Cristiani sempre più perseguitati, sono 215 milioni nel mondo

Oltre 215 milioni (circa 1 ogni 12 pari all’8,6%) i cristiani che subiscono persecuzioni nel mondo, 3060 quelli uccisi, 1922 incarcerati, 793 chiese prese di mira: sono queste le cifre del Rapporto 2018 pubblicato ieri dalla Ong Portes Ouvertes/Open Doors (periodo di riferimento 1° novembre 2016-31 ottobre 2017). 

 

Nel suo nuovo Indice Mondiale della persecuzione dei cristiani, l’organizzazione – fondata nel 1955 da un giovane olandese Ann Van der Bijl (poi frère André), che raggruppa una ventina di associazioni indipendenti operanti in più di 60 Paesi a servizio dei cristiani perseguitati – rivela che la persecuzione si è andata allargando a livello geografico e numerico (+1,13% rispetto all’anno precedente, ma il numero delle vittime cresce del 154% rispetto ai 1207 del 2017). Se l’estremismo islamico resta la causa principale, l’aumento dei nazionalismi di matrice religiosa o ideologica costituisce oggi una seria minaccia in particolare in Medioriente e Sud-est asiatico. 

 

«Abbiamo constatato che un po’ dappertutto il ritorno del nazionalismo ha sempre più spesso una connotazione religiosa», ha dichiarato nella conferenza stampa di presentazione Michel Varton, direttore di Portes Ouvertes di Francia, autore della presentazione del Rapporto che prende le mosse dal 500esimo anniversario della Riforma protestante, «un processo – scrive – che, non senza dolore, ha condotto verso un Occidente tollerante nei confronti delle diverse credenze e fautore della separazione tra il potere politico e la religione». Varton confessa di aver scritto l’introduzione in preda all’emozione per la notizia giunta poco prima dal Pakistan, dove il 17 dicembre scorso un amico della comunità cristiana di Quetta, Sohail Yousuf, aveva perduto le due figlie di 13 e 16 anni a seguito di un attacco.

- Istruzioni -
1/ Indica se ciascuna delle affermazioni seguenti concorda con l'articolo sui cristiani perseguitati, rispondendo sì o no e citando le parole decisive del testo: (a) il rapporto si riferisce al periodo dal 1° novembre 2016 al 31 ottobre 2017; (b) l'organizzazione è stata fondata nel 1975; (c) le chiese prese di mira sono 1922.
2/ Modifica il passo dell'articolo sui cristiani perseguitati che si apre con le parole contenenti "Cristiani sempre più" e si chiude con "2016-31 ottobre 2017).", mettendo "organizzazione non governativa" al posto di "Ong".

- Dati riportati -
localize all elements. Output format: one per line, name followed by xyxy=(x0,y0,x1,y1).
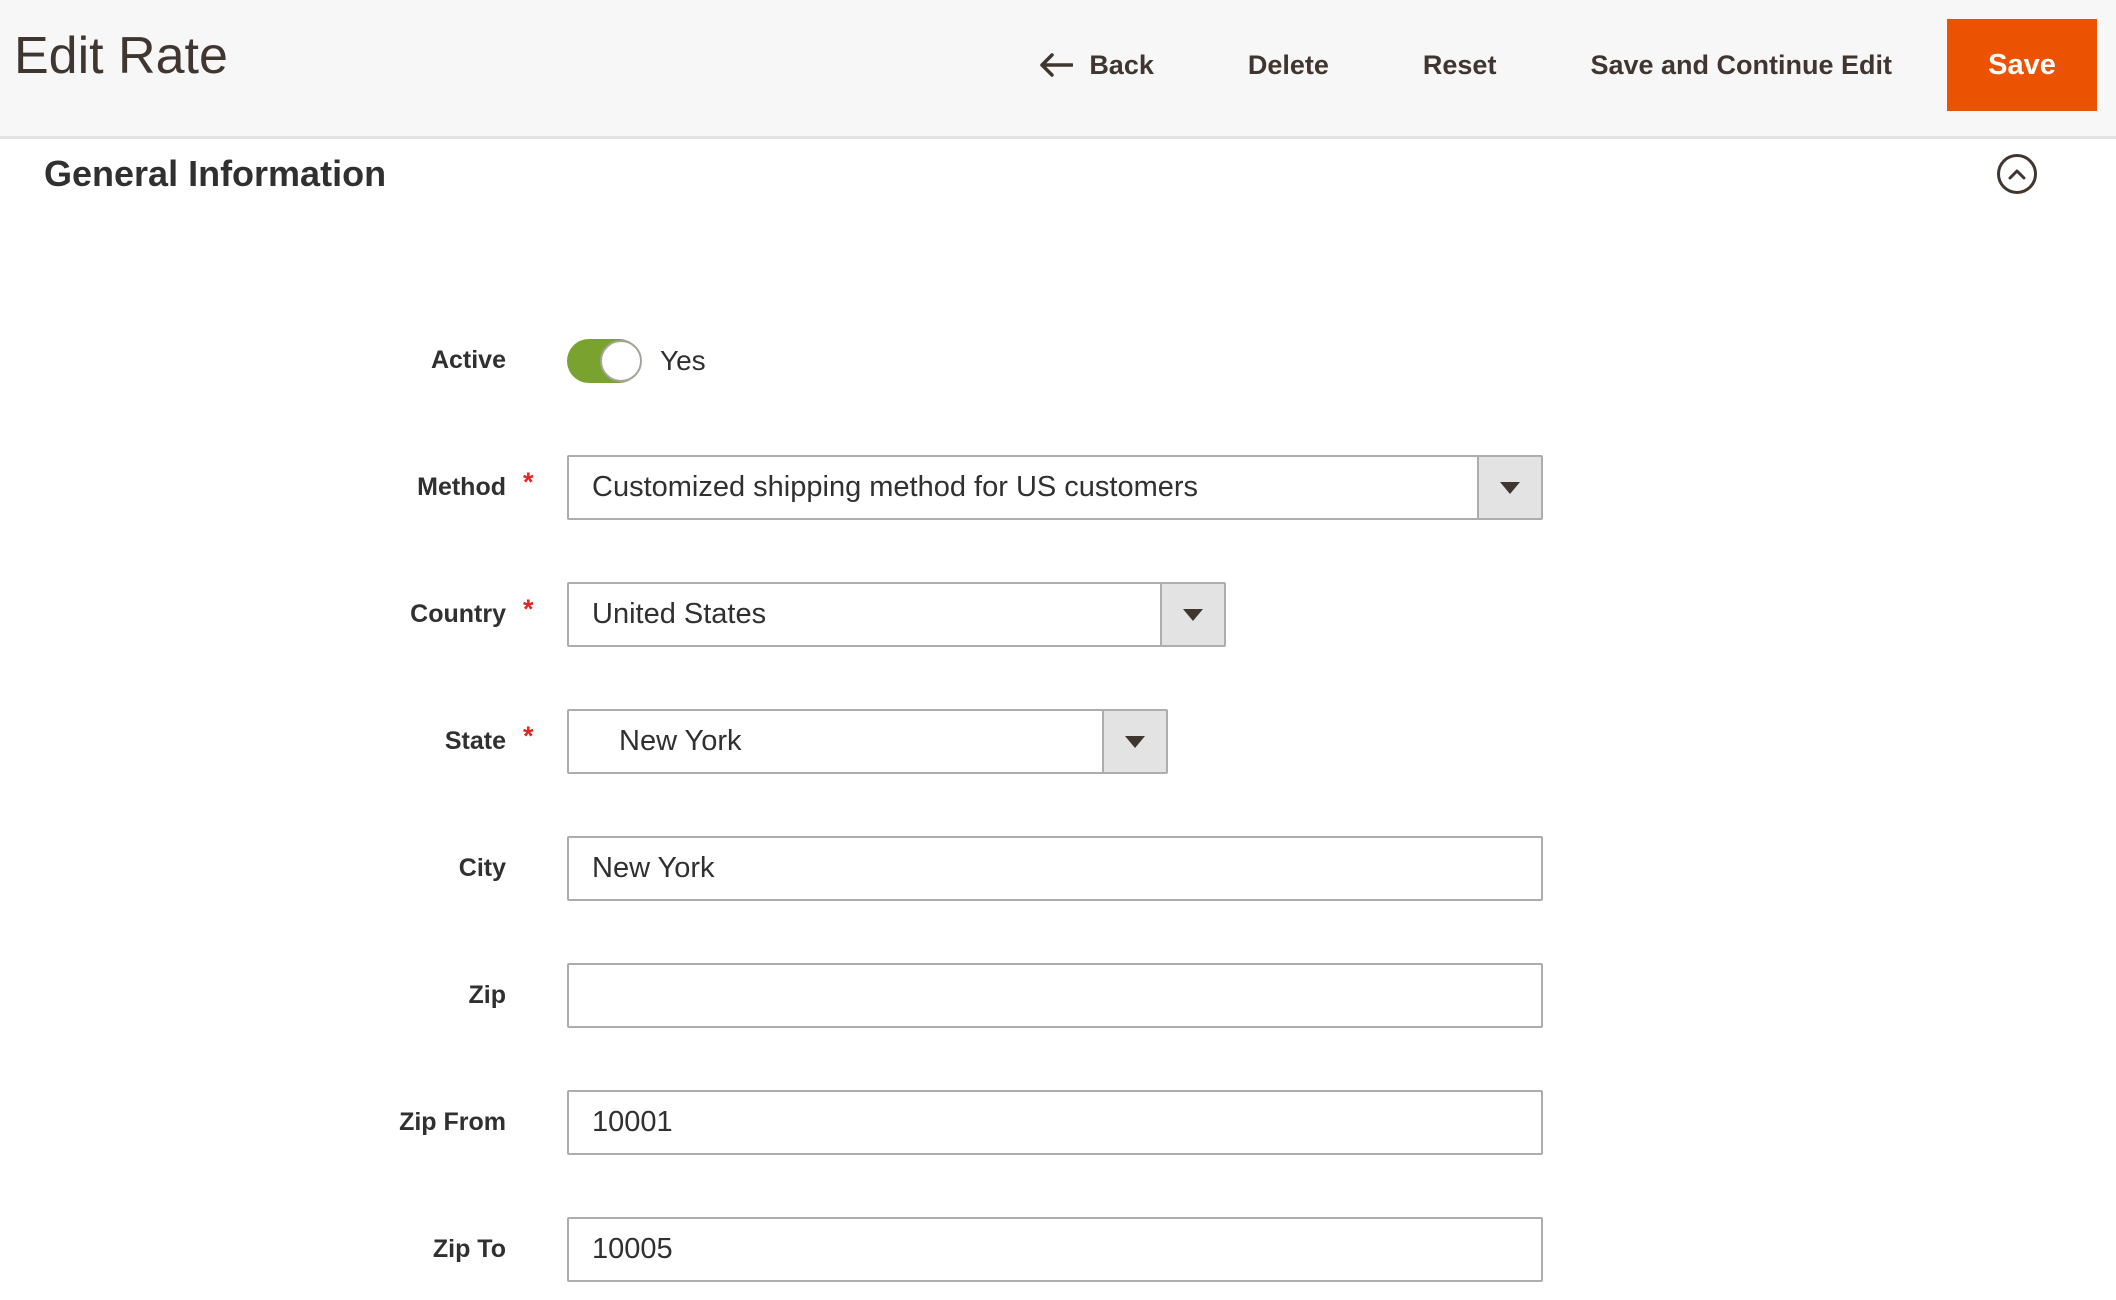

- Risposte ai compiti -
1/
(a) Sì: «periodo di riferimento 1° novembre 2016-31 ottobre 2017».
(b) No: «fondata nel 1955».
(c) No: «793 chiese prese di mira».

2/
Cristiani sempre più perseguitati, sono 215 milioni nel mondo

Oltre 215 milioni (circa 1 ogni 12 pari all’8,6%) i cristiani che subiscono persecuzioni nel mondo, 3060 quelli uccisi, 1922 incarcerati, 793 chiese prese di mira: sono queste le cifre del Rapporto 2018 pubblicato ieri dalla organizzazione non governativa Portes Ouvertes/Open Doors (periodo di riferimento 1° novembre 2016-31 ottobre 2017).